Dataset entries:
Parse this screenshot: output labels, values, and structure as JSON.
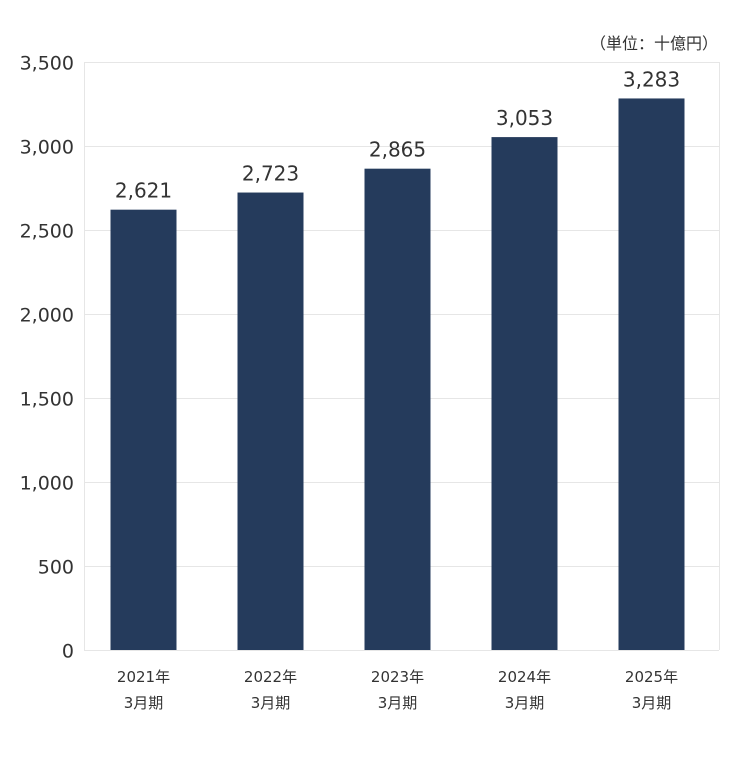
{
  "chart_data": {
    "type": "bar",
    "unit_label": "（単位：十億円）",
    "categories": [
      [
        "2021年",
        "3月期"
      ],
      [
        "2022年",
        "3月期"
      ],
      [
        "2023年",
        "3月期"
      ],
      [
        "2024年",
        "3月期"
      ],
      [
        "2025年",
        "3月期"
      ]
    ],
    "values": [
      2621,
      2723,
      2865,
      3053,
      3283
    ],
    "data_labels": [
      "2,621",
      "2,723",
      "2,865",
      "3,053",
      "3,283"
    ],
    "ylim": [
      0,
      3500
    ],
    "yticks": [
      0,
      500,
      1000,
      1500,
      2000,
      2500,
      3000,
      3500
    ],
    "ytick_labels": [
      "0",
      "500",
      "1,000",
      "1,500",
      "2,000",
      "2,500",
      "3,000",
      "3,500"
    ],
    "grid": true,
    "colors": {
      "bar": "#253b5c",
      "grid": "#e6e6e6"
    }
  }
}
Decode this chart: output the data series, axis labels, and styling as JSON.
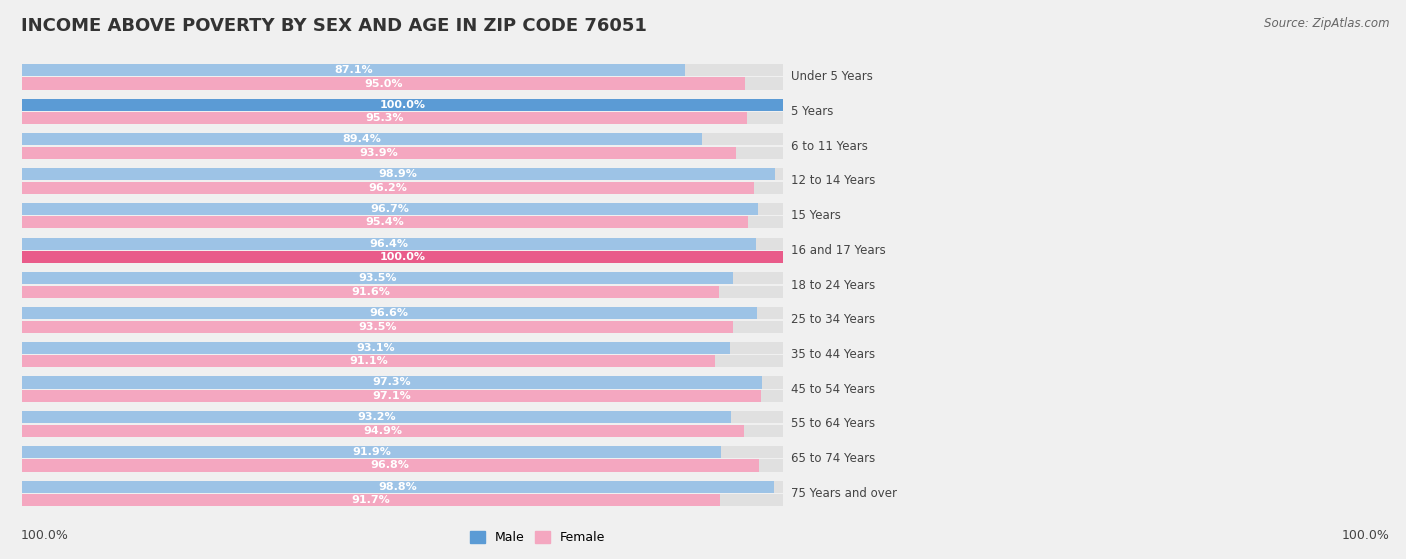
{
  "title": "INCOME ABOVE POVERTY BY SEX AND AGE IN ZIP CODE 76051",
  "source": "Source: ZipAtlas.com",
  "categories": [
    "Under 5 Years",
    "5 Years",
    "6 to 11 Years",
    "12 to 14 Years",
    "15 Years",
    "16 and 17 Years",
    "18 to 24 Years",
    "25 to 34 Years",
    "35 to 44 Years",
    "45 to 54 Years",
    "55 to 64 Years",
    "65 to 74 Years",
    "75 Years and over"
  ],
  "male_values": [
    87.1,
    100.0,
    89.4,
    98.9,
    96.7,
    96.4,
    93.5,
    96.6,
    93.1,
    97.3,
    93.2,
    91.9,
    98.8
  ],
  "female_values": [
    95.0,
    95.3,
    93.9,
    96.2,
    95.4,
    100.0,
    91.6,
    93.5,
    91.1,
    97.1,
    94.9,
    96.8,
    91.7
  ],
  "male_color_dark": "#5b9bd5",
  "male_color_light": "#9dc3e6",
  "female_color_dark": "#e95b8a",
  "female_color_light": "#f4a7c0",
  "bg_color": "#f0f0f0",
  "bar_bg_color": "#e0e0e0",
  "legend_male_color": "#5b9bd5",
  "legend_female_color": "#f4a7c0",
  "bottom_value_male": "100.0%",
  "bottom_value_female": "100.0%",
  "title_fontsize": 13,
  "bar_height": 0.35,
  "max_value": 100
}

» Task details:
Can you repeat every record above exactly, apart from the pictures?

» Response:
Parse this screenshot: output labels, values, and structure as JSON.
{
  "chart_data": {
    "type": "bar",
    "unit_label": "（単位：十億円）",
    "categories": [
      [
        "2021年",
        "3月期"
      ],
      [
        "2022年",
        "3月期"
      ],
      [
        "2023年",
        "3月期"
      ],
      [
        "2024年",
        "3月期"
      ],
      [
        "2025年",
        "3月期"
      ]
    ],
    "values": [
      2621,
      2723,
      2865,
      3053,
      3283
    ],
    "data_labels": [
      "2,621",
      "2,723",
      "2,865",
      "3,053",
      "3,283"
    ],
    "ylim": [
      0,
      3500
    ],
    "yticks": [
      0,
      500,
      1000,
      1500,
      2000,
      2500,
      3000,
      3500
    ],
    "ytick_labels": [
      "0",
      "500",
      "1,000",
      "1,500",
      "2,000",
      "2,500",
      "3,000",
      "3,500"
    ],
    "grid": true,
    "colors": {
      "bar": "#253b5c",
      "grid": "#e6e6e6"
    }
  }
}
Decode this chart: output the data series, axis labels, and styling as JSON.
{
  "title": "INCOME ABOVE POVERTY BY SEX AND AGE IN ZIP CODE 76051",
  "source": "Source: ZipAtlas.com",
  "categories": [
    "Under 5 Years",
    "5 Years",
    "6 to 11 Years",
    "12 to 14 Years",
    "15 Years",
    "16 and 17 Years",
    "18 to 24 Years",
    "25 to 34 Years",
    "35 to 44 Years",
    "45 to 54 Years",
    "55 to 64 Years",
    "65 to 74 Years",
    "75 Years and over"
  ],
  "male_values": [
    87.1,
    100.0,
    89.4,
    98.9,
    96.7,
    96.4,
    93.5,
    96.6,
    93.1,
    97.3,
    93.2,
    91.9,
    98.8
  ],
  "female_values": [
    95.0,
    95.3,
    93.9,
    96.2,
    95.4,
    100.0,
    91.6,
    93.5,
    91.1,
    97.1,
    94.9,
    96.8,
    91.7
  ],
  "male_color_dark": "#5b9bd5",
  "male_color_light": "#9dc3e6",
  "female_color_dark": "#e95b8a",
  "female_color_light": "#f4a7c0",
  "bg_color": "#f0f0f0",
  "bar_bg_color": "#e0e0e0",
  "legend_male_color": "#5b9bd5",
  "legend_female_color": "#f4a7c0",
  "bottom_value_male": "100.0%",
  "bottom_value_female": "100.0%",
  "title_fontsize": 13,
  "bar_height": 0.35,
  "max_value": 100
}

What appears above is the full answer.